• **YOUR GOAL**: Collect all lines from the records below that include the word "JSON".

====== DATA EXCERPTS ======

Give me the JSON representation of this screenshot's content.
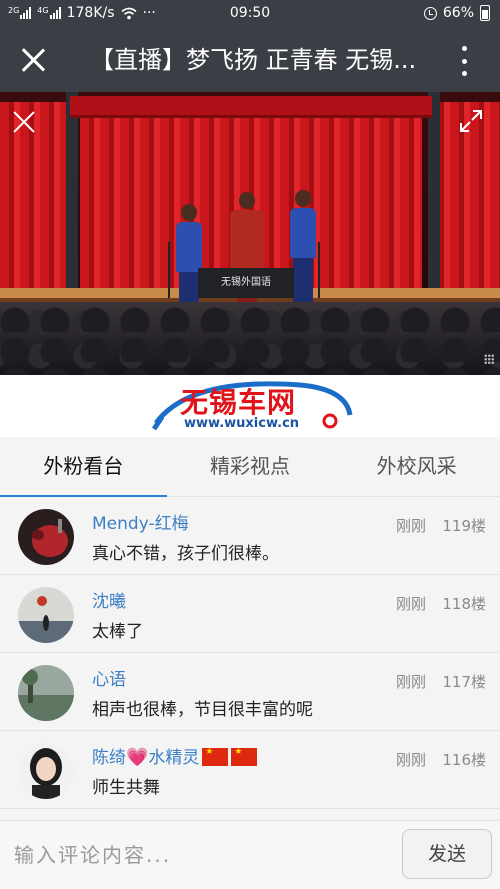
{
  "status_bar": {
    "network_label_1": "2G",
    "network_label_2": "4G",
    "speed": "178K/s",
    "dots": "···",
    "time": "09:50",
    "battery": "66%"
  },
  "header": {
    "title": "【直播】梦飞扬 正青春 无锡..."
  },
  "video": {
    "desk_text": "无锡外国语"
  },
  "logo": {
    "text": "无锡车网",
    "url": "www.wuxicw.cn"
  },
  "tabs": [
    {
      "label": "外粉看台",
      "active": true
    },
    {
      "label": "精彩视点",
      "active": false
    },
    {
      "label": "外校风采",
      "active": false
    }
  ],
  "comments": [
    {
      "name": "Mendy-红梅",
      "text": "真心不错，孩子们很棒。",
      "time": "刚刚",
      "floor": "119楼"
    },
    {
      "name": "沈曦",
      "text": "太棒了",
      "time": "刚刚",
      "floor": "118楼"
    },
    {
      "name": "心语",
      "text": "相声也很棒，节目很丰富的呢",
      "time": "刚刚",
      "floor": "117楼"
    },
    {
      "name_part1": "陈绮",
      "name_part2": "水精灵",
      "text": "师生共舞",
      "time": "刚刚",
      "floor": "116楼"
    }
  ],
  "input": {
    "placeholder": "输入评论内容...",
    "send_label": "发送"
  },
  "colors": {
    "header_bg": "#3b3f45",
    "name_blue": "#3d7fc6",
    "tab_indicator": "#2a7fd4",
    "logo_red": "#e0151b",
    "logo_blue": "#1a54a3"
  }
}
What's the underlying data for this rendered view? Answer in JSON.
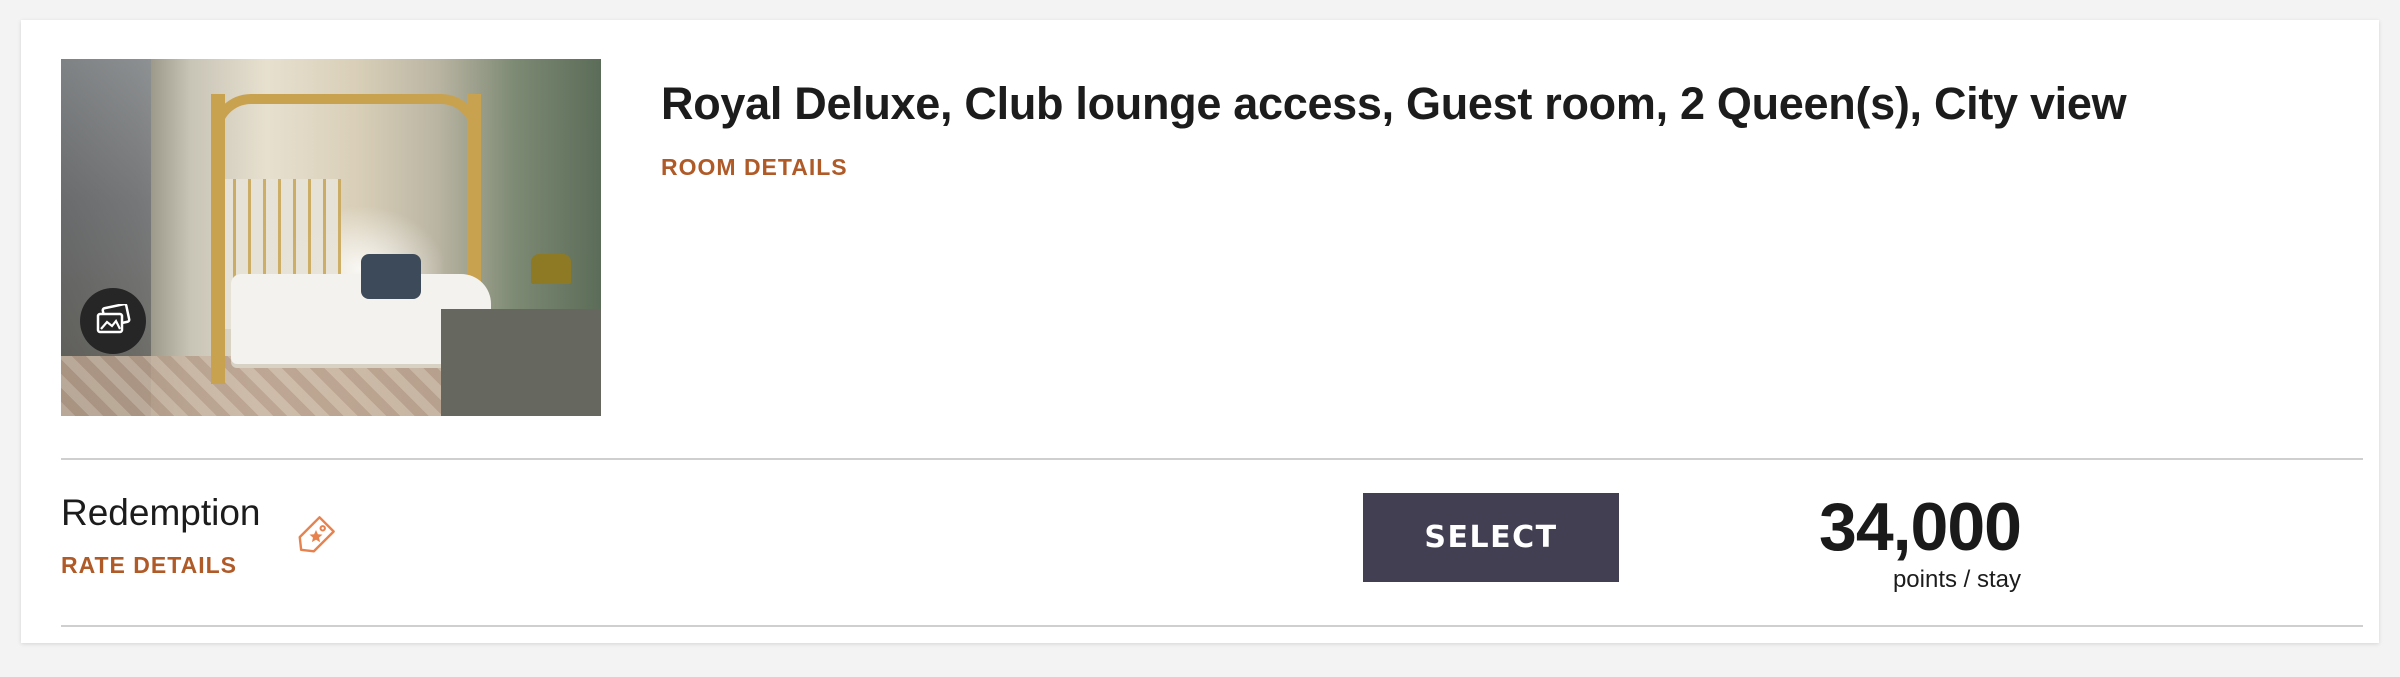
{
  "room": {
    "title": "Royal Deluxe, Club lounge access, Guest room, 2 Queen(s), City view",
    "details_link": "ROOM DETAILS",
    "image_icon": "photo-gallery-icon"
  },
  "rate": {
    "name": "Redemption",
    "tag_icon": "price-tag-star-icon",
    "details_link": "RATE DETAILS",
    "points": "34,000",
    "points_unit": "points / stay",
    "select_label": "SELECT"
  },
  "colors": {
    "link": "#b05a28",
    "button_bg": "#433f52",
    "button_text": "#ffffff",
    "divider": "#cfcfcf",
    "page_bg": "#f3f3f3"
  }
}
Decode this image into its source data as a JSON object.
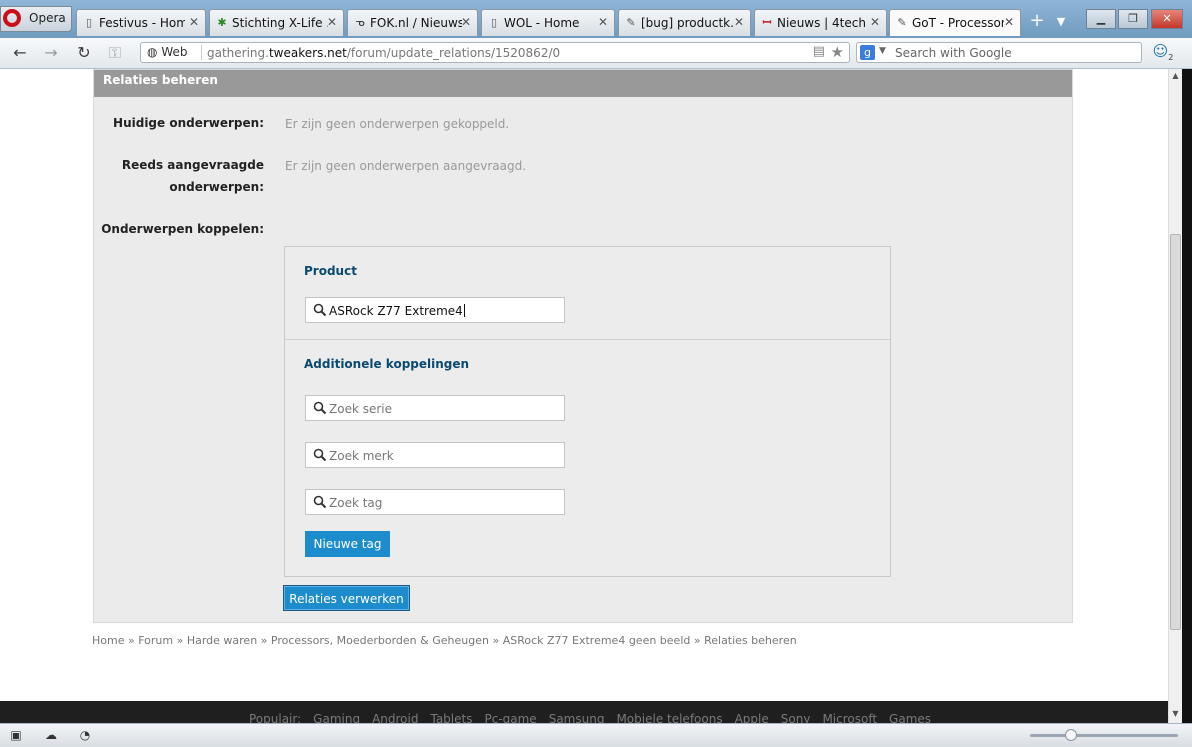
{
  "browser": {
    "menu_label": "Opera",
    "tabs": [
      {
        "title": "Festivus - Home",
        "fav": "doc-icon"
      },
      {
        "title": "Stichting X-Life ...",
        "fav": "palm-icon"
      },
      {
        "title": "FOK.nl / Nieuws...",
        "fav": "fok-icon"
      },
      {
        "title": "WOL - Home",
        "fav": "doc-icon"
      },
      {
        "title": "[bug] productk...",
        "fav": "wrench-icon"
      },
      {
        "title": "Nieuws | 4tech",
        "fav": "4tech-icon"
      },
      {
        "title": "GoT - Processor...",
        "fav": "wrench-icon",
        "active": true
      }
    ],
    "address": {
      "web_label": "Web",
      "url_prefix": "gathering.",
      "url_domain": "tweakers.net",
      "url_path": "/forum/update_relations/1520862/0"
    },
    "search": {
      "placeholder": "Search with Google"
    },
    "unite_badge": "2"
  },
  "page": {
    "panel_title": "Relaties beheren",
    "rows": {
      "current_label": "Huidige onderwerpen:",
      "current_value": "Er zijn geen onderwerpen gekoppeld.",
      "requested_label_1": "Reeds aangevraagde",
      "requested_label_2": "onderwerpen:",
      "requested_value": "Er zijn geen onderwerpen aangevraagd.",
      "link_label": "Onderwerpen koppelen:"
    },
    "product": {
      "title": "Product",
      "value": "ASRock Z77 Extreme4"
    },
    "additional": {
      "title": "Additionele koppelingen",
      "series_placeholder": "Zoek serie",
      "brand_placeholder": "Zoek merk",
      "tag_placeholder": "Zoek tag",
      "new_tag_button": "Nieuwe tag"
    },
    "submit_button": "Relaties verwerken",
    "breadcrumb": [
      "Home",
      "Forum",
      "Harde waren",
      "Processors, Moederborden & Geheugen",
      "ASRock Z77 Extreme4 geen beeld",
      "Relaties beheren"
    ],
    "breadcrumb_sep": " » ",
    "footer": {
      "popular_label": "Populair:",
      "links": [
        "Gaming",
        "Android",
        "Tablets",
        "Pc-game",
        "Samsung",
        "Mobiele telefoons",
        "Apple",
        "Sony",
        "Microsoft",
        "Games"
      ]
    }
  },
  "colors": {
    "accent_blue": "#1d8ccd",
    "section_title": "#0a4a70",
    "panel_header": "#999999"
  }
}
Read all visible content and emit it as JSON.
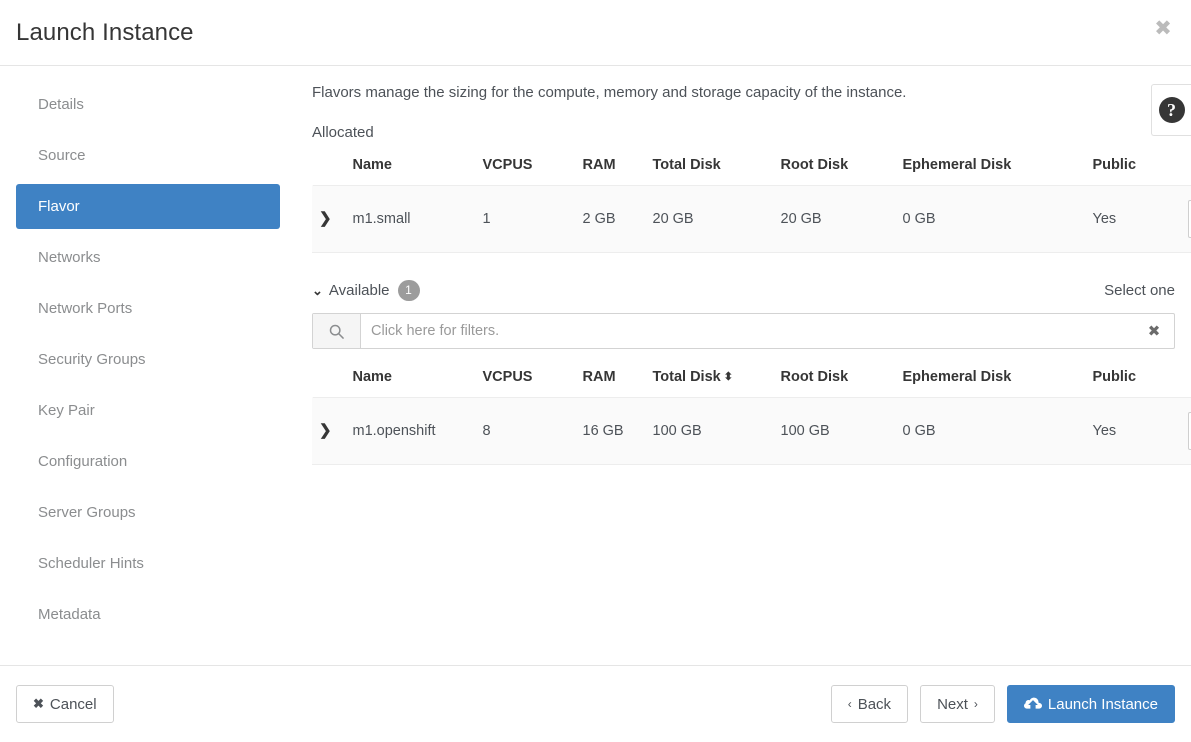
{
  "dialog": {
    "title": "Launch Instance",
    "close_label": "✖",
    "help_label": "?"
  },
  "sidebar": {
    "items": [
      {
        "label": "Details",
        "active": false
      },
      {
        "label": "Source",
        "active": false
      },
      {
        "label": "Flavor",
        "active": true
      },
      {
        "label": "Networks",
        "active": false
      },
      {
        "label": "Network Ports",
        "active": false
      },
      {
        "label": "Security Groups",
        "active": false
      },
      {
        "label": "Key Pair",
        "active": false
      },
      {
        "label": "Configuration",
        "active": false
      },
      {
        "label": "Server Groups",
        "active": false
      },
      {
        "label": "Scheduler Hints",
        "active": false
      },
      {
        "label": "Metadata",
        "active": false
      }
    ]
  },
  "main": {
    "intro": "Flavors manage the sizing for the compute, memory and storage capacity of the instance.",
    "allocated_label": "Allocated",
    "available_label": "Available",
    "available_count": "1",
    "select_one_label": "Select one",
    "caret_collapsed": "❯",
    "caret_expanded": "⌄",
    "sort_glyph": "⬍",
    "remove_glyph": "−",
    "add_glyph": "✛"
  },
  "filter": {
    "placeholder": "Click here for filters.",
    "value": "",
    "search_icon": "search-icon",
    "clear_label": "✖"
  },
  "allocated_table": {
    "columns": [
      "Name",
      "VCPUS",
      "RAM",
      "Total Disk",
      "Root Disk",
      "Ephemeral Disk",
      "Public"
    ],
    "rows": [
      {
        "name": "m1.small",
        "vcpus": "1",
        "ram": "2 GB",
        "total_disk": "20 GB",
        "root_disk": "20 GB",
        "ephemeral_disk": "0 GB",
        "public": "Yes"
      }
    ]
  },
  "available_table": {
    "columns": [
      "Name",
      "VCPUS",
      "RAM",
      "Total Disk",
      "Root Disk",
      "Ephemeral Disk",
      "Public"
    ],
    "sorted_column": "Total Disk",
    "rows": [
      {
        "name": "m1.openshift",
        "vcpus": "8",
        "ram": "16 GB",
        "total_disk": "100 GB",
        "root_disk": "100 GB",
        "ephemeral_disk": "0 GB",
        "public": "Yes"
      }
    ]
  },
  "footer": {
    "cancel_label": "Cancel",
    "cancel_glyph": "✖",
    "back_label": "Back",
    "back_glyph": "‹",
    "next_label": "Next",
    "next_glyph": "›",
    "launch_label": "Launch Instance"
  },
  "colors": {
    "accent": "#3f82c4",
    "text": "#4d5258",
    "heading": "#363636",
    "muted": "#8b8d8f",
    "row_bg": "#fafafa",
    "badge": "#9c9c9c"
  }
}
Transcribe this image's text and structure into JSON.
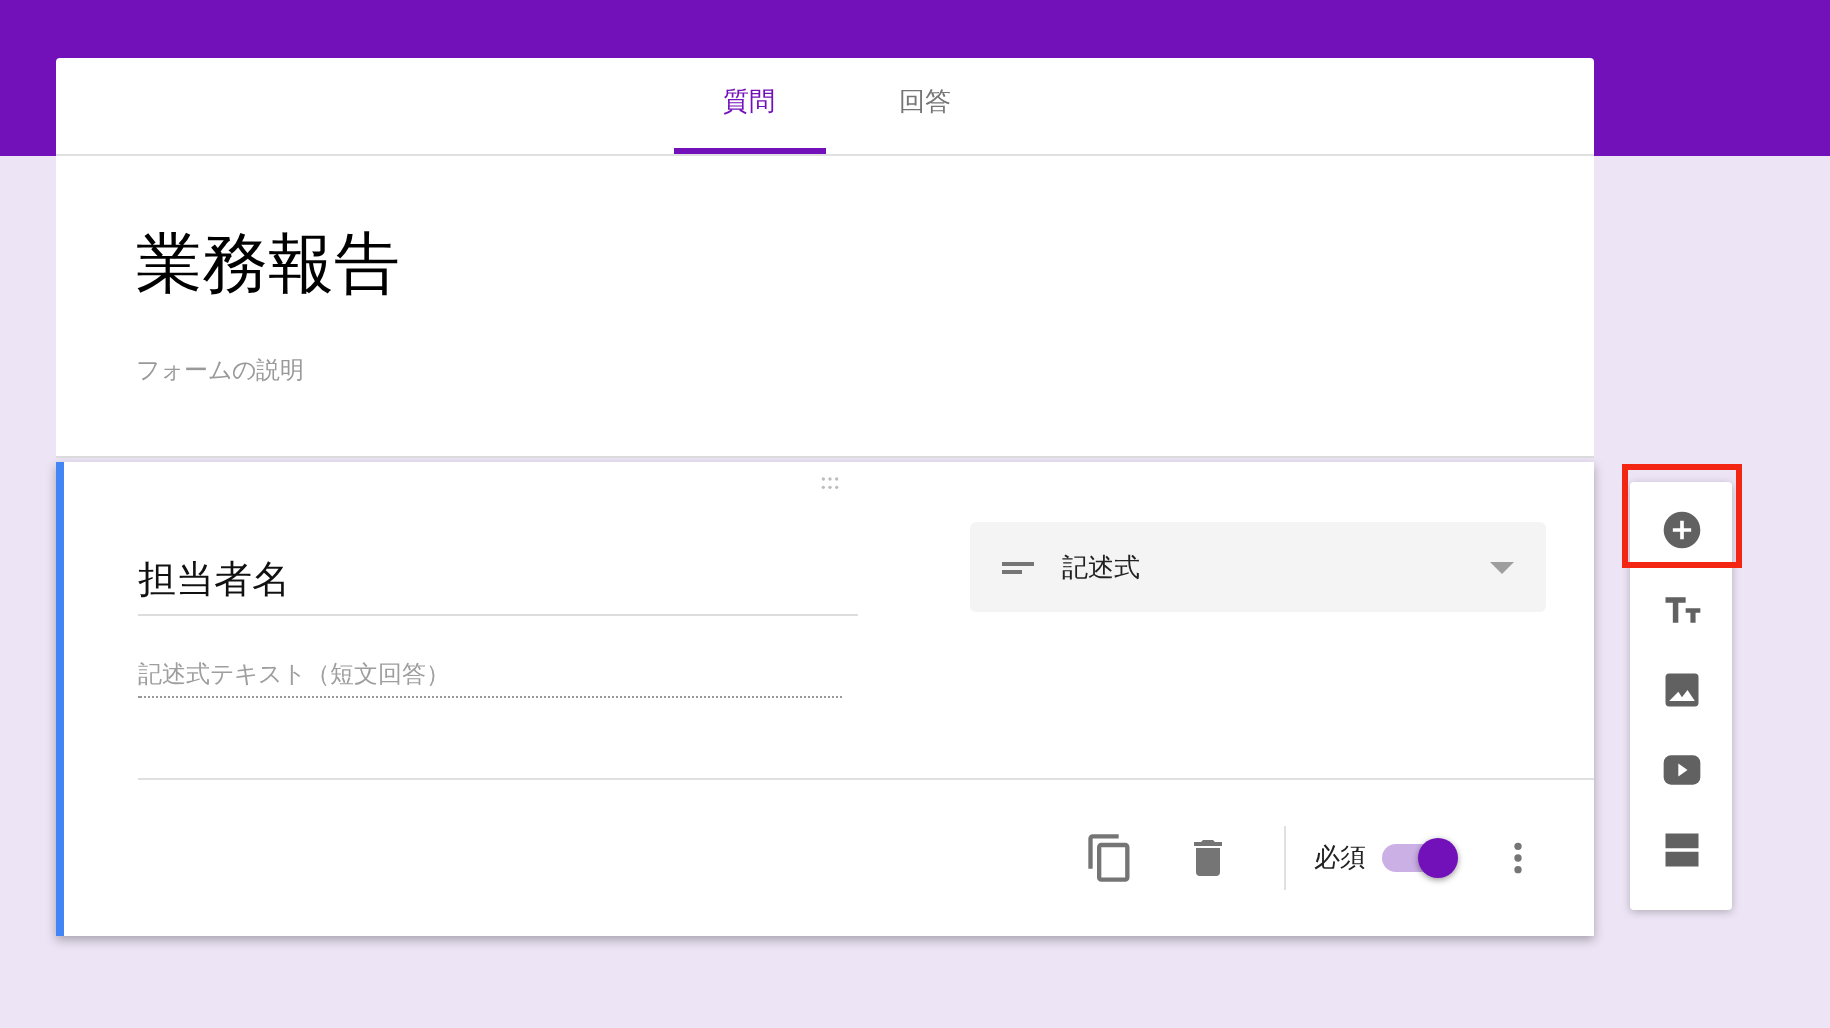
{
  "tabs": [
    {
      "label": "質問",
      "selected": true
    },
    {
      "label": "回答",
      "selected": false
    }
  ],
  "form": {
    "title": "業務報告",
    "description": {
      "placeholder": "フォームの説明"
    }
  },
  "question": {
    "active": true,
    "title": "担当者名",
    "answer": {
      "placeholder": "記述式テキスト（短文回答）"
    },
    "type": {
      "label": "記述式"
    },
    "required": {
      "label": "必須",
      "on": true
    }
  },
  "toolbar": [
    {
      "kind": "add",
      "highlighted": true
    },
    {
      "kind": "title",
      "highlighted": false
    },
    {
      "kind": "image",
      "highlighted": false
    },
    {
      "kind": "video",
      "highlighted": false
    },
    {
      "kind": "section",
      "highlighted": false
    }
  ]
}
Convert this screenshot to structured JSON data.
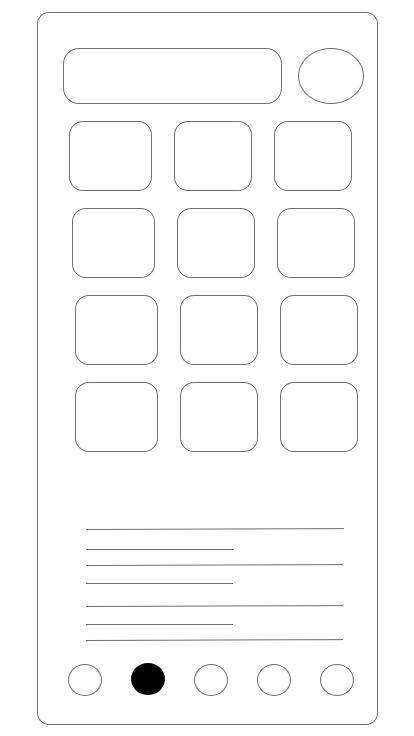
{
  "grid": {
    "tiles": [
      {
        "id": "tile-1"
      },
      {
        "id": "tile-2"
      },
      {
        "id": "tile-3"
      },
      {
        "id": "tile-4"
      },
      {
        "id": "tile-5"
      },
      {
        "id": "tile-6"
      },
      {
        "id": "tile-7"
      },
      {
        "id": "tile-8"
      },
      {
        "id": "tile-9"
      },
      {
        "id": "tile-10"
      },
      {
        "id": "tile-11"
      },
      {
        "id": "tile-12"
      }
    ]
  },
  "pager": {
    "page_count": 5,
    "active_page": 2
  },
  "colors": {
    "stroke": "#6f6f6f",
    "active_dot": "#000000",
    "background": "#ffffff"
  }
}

======

• **EXERCISE ANSWER**:
Give me the JSON representation of this screenshot's content.
What's the underlying data for this rendered view? Answer in JSON.
Decode this image into its source data as a JSON object.
Read all visible content and emit it as JSON.
Transcribe this image's text and structure into JSON.
Convert this screenshot to structured JSON data.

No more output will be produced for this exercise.